Items from a figure collection
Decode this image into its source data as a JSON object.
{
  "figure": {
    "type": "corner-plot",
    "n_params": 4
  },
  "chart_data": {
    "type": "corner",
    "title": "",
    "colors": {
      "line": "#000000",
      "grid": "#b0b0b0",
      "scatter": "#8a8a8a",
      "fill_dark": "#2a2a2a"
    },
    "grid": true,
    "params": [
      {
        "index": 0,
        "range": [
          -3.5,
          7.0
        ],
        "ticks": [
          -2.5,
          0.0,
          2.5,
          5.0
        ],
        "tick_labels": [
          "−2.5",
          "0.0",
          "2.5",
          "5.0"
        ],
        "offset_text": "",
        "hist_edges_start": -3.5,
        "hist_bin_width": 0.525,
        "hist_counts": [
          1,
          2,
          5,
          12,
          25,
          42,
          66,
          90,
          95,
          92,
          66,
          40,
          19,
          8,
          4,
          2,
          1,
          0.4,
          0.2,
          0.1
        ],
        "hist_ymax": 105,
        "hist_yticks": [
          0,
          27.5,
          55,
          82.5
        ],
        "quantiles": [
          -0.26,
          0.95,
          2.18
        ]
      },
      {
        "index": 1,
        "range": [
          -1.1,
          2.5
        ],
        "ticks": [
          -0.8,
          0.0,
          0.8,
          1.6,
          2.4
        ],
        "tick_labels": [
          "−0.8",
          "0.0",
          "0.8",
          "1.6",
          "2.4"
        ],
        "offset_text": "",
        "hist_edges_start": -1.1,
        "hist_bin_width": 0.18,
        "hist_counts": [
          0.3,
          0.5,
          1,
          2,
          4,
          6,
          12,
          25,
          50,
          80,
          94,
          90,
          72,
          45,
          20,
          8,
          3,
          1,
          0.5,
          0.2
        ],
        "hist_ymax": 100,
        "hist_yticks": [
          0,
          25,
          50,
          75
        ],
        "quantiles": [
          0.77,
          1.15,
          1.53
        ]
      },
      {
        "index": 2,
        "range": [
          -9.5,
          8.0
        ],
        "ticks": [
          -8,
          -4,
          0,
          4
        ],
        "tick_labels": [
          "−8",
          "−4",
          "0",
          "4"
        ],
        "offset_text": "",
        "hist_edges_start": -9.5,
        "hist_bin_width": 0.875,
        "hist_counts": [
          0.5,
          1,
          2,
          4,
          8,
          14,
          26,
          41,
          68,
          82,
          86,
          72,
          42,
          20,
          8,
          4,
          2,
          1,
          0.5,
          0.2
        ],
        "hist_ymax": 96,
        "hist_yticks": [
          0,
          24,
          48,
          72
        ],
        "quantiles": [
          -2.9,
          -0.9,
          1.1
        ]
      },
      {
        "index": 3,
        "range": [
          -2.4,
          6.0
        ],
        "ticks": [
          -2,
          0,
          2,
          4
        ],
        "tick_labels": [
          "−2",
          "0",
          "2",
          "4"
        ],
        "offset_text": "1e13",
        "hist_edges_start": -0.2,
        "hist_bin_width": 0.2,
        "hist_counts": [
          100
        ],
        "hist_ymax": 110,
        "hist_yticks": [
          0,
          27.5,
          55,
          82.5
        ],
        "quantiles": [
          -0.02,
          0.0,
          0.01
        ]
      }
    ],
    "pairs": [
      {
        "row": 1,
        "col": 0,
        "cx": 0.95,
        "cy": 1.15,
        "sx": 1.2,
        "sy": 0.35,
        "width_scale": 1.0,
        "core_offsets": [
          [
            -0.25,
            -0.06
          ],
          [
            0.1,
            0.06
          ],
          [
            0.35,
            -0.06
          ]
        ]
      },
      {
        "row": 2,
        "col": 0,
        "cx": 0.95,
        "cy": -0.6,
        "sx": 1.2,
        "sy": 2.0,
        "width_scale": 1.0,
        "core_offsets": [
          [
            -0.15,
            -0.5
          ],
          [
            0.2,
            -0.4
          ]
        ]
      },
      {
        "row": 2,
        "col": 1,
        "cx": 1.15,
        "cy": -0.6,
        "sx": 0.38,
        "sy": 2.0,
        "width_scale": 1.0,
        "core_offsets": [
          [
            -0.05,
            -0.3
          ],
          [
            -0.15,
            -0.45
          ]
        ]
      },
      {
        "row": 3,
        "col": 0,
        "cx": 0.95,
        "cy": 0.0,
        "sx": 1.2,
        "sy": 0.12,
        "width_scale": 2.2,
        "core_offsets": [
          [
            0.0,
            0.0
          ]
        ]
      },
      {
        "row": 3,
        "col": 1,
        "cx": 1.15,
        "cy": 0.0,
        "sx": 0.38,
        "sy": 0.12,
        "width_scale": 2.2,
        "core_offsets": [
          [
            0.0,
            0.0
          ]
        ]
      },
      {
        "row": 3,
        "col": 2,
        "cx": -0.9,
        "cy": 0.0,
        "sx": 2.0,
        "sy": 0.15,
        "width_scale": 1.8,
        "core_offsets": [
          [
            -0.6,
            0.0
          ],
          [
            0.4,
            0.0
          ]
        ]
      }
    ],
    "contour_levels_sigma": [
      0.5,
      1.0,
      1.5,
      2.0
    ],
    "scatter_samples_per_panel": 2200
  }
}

▸ Written exercise:
Reproduce the full listing exactly.

▸ Result of this exercise:
Decode this image into its source data as a JSON object.
{
  "figure": {
    "type": "corner-plot",
    "n_params": 4
  },
  "chart_data": {
    "type": "corner",
    "title": "",
    "colors": {
      "line": "#000000",
      "grid": "#b0b0b0",
      "scatter": "#8a8a8a",
      "fill_dark": "#2a2a2a"
    },
    "grid": true,
    "params": [
      {
        "index": 0,
        "range": [
          -3.5,
          7.0
        ],
        "ticks": [
          -2.5,
          0.0,
          2.5,
          5.0
        ],
        "tick_labels": [
          "−2.5",
          "0.0",
          "2.5",
          "5.0"
        ],
        "offset_text": "",
        "hist_edges_start": -3.5,
        "hist_bin_width": 0.525,
        "hist_counts": [
          1,
          2,
          5,
          12,
          25,
          42,
          66,
          90,
          95,
          92,
          66,
          40,
          19,
          8,
          4,
          2,
          1,
          0.4,
          0.2,
          0.1
        ],
        "hist_ymax": 105,
        "hist_yticks": [
          0,
          27.5,
          55,
          82.5
        ],
        "quantiles": [
          -0.26,
          0.95,
          2.18
        ]
      },
      {
        "index": 1,
        "range": [
          -1.1,
          2.5
        ],
        "ticks": [
          -0.8,
          0.0,
          0.8,
          1.6,
          2.4
        ],
        "tick_labels": [
          "−0.8",
          "0.0",
          "0.8",
          "1.6",
          "2.4"
        ],
        "offset_text": "",
        "hist_edges_start": -1.1,
        "hist_bin_width": 0.18,
        "hist_counts": [
          0.3,
          0.5,
          1,
          2,
          4,
          6,
          12,
          25,
          50,
          80,
          94,
          90,
          72,
          45,
          20,
          8,
          3,
          1,
          0.5,
          0.2
        ],
        "hist_ymax": 100,
        "hist_yticks": [
          0,
          25,
          50,
          75
        ],
        "quantiles": [
          0.77,
          1.15,
          1.53
        ]
      },
      {
        "index": 2,
        "range": [
          -9.5,
          8.0
        ],
        "ticks": [
          -8,
          -4,
          0,
          4
        ],
        "tick_labels": [
          "−8",
          "−4",
          "0",
          "4"
        ],
        "offset_text": "",
        "hist_edges_start": -9.5,
        "hist_bin_width": 0.875,
        "hist_counts": [
          0.5,
          1,
          2,
          4,
          8,
          14,
          26,
          41,
          68,
          82,
          86,
          72,
          42,
          20,
          8,
          4,
          2,
          1,
          0.5,
          0.2
        ],
        "hist_ymax": 96,
        "hist_yticks": [
          0,
          24,
          48,
          72
        ],
        "quantiles": [
          -2.9,
          -0.9,
          1.1
        ]
      },
      {
        "index": 3,
        "range": [
          -2.4,
          6.0
        ],
        "ticks": [
          -2,
          0,
          2,
          4
        ],
        "tick_labels": [
          "−2",
          "0",
          "2",
          "4"
        ],
        "offset_text": "1e13",
        "hist_edges_start": -0.2,
        "hist_bin_width": 0.2,
        "hist_counts": [
          100
        ],
        "hist_ymax": 110,
        "hist_yticks": [
          0,
          27.5,
          55,
          82.5
        ],
        "quantiles": [
          -0.02,
          0.0,
          0.01
        ]
      }
    ],
    "pairs": [
      {
        "row": 1,
        "col": 0,
        "cx": 0.95,
        "cy": 1.15,
        "sx": 1.2,
        "sy": 0.35,
        "width_scale": 1.0,
        "core_offsets": [
          [
            -0.25,
            -0.06
          ],
          [
            0.1,
            0.06
          ],
          [
            0.35,
            -0.06
          ]
        ]
      },
      {
        "row": 2,
        "col": 0,
        "cx": 0.95,
        "cy": -0.6,
        "sx": 1.2,
        "sy": 2.0,
        "width_scale": 1.0,
        "core_offsets": [
          [
            -0.15,
            -0.5
          ],
          [
            0.2,
            -0.4
          ]
        ]
      },
      {
        "row": 2,
        "col": 1,
        "cx": 1.15,
        "cy": -0.6,
        "sx": 0.38,
        "sy": 2.0,
        "width_scale": 1.0,
        "core_offsets": [
          [
            -0.05,
            -0.3
          ],
          [
            -0.15,
            -0.45
          ]
        ]
      },
      {
        "row": 3,
        "col": 0,
        "cx": 0.95,
        "cy": 0.0,
        "sx": 1.2,
        "sy": 0.12,
        "width_scale": 2.2,
        "core_offsets": [
          [
            0.0,
            0.0
          ]
        ]
      },
      {
        "row": 3,
        "col": 1,
        "cx": 1.15,
        "cy": 0.0,
        "sx": 0.38,
        "sy": 0.12,
        "width_scale": 2.2,
        "core_offsets": [
          [
            0.0,
            0.0
          ]
        ]
      },
      {
        "row": 3,
        "col": 2,
        "cx": -0.9,
        "cy": 0.0,
        "sx": 2.0,
        "sy": 0.15,
        "width_scale": 1.8,
        "core_offsets": [
          [
            -0.6,
            0.0
          ],
          [
            0.4,
            0.0
          ]
        ]
      }
    ],
    "contour_levels_sigma": [
      0.5,
      1.0,
      1.5,
      2.0
    ],
    "scatter_samples_per_panel": 2200
  }
}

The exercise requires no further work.